| A block of data |
########################################

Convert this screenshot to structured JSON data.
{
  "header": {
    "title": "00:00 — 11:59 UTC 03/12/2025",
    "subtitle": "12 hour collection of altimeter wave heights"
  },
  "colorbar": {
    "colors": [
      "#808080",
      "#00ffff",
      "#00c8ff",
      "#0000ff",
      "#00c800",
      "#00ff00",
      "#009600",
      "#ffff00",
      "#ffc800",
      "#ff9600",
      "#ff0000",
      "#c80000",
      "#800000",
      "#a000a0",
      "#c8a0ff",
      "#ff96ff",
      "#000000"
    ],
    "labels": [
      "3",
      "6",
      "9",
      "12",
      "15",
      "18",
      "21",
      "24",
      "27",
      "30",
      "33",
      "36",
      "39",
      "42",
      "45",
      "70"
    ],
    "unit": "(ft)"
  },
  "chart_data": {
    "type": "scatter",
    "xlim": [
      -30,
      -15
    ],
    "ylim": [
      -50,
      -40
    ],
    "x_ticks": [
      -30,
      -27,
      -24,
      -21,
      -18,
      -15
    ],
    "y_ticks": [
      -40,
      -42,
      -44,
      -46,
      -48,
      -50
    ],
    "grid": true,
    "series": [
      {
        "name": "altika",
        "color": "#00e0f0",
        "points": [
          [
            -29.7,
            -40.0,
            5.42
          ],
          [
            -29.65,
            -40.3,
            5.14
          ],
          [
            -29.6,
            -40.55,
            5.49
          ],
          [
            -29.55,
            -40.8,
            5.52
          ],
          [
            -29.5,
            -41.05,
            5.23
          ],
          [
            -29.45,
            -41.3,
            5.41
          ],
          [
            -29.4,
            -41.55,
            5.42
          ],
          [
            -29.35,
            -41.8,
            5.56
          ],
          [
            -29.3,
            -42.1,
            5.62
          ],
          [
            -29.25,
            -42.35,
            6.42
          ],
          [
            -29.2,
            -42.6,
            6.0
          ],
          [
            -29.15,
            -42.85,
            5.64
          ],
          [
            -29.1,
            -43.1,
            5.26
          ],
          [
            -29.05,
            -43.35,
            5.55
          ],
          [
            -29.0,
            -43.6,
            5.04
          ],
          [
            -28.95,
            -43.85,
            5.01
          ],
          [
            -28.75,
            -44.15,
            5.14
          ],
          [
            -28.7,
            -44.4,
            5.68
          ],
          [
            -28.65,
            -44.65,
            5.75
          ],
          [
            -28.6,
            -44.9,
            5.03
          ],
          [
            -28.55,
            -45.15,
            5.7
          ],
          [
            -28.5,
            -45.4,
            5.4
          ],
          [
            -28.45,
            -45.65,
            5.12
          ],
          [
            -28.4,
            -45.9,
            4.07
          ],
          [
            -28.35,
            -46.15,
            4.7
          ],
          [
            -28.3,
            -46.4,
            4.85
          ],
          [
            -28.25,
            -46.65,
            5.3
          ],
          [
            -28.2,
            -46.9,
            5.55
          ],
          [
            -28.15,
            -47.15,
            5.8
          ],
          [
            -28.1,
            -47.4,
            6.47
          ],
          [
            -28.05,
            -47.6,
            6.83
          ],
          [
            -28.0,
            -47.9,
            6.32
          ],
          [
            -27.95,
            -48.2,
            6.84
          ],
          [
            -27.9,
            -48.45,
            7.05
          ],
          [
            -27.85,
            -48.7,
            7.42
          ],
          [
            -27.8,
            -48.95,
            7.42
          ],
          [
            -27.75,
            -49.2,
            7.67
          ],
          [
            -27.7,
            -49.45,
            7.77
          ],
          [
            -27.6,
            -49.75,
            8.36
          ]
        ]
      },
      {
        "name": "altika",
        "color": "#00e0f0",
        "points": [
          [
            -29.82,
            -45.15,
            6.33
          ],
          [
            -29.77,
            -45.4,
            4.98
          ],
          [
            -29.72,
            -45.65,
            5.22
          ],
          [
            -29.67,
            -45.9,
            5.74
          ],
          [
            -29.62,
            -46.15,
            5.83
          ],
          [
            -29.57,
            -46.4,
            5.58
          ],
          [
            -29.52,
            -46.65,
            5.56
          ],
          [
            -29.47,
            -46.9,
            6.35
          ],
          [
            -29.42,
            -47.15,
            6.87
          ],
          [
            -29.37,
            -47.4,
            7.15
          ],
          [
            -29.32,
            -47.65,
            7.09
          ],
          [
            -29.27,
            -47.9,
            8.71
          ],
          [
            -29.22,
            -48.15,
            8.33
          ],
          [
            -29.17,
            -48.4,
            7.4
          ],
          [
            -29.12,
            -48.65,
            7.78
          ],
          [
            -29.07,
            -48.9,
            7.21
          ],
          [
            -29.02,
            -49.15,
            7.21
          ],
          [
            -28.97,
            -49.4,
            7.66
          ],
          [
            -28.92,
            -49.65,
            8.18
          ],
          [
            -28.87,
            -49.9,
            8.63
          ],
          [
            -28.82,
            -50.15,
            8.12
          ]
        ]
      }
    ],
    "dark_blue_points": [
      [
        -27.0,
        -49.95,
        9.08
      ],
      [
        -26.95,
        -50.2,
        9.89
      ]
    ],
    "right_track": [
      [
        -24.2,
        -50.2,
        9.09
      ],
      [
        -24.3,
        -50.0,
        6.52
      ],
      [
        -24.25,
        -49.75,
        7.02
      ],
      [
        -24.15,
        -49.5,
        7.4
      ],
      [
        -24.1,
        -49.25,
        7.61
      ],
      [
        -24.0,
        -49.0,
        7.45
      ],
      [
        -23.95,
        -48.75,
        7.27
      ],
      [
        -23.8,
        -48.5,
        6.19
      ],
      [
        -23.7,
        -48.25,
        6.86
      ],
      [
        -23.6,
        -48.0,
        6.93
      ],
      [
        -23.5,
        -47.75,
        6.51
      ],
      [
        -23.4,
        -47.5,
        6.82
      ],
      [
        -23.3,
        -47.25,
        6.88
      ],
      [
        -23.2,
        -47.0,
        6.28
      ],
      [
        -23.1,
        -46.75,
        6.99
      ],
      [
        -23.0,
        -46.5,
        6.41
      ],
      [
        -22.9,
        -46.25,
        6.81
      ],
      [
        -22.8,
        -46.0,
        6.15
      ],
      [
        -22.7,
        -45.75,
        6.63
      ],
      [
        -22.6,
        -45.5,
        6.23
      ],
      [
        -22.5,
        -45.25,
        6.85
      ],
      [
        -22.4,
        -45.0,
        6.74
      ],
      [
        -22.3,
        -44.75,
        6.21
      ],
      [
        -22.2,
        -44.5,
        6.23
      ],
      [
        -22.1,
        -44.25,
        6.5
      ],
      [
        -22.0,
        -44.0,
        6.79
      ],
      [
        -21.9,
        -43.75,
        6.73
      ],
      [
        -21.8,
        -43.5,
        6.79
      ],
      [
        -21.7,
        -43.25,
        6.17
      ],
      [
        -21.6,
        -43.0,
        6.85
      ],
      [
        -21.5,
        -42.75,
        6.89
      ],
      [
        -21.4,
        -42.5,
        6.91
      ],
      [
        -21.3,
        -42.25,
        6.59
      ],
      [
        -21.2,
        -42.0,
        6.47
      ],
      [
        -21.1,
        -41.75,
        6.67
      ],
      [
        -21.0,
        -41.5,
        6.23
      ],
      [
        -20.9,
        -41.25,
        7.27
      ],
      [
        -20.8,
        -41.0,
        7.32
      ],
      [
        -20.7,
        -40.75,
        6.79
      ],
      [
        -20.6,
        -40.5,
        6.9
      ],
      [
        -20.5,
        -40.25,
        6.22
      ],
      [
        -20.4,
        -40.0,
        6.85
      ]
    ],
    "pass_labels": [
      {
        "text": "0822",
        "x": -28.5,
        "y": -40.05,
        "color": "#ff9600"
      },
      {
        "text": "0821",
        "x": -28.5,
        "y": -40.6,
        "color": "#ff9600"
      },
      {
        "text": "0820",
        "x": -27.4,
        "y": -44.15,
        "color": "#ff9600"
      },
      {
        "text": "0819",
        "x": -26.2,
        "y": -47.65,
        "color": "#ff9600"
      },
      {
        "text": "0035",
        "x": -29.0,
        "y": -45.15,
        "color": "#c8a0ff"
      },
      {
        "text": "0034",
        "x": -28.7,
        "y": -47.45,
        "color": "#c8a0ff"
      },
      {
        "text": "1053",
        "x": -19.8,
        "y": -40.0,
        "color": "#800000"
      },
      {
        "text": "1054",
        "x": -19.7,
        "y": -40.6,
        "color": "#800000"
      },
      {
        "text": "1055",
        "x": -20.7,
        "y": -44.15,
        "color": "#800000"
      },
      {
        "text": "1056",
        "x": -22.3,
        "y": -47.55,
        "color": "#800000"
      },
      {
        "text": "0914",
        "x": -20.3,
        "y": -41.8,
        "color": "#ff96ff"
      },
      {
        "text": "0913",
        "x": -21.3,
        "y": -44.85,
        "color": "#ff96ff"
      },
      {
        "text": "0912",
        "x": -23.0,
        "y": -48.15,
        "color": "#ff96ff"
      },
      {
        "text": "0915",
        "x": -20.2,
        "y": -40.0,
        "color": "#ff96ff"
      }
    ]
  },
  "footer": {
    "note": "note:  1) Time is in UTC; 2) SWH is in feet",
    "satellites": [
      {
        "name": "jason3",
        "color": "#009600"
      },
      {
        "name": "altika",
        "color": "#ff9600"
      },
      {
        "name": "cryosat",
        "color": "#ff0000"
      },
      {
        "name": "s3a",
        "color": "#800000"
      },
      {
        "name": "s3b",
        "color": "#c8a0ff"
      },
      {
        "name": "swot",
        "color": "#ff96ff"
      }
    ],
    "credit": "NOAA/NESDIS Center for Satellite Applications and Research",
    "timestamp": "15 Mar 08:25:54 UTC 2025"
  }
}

########################################

| Problem to solve |
Above are the records; copy every line in them that holds the word "name".

| Solution to the exercise |
        "name": "altika",
        "name": "altika",
        "name": "jason3",
        "name": "altika",
        "name": "cryosat",
        "name": "s3a",
        "name": "s3b",
        "name": "swot",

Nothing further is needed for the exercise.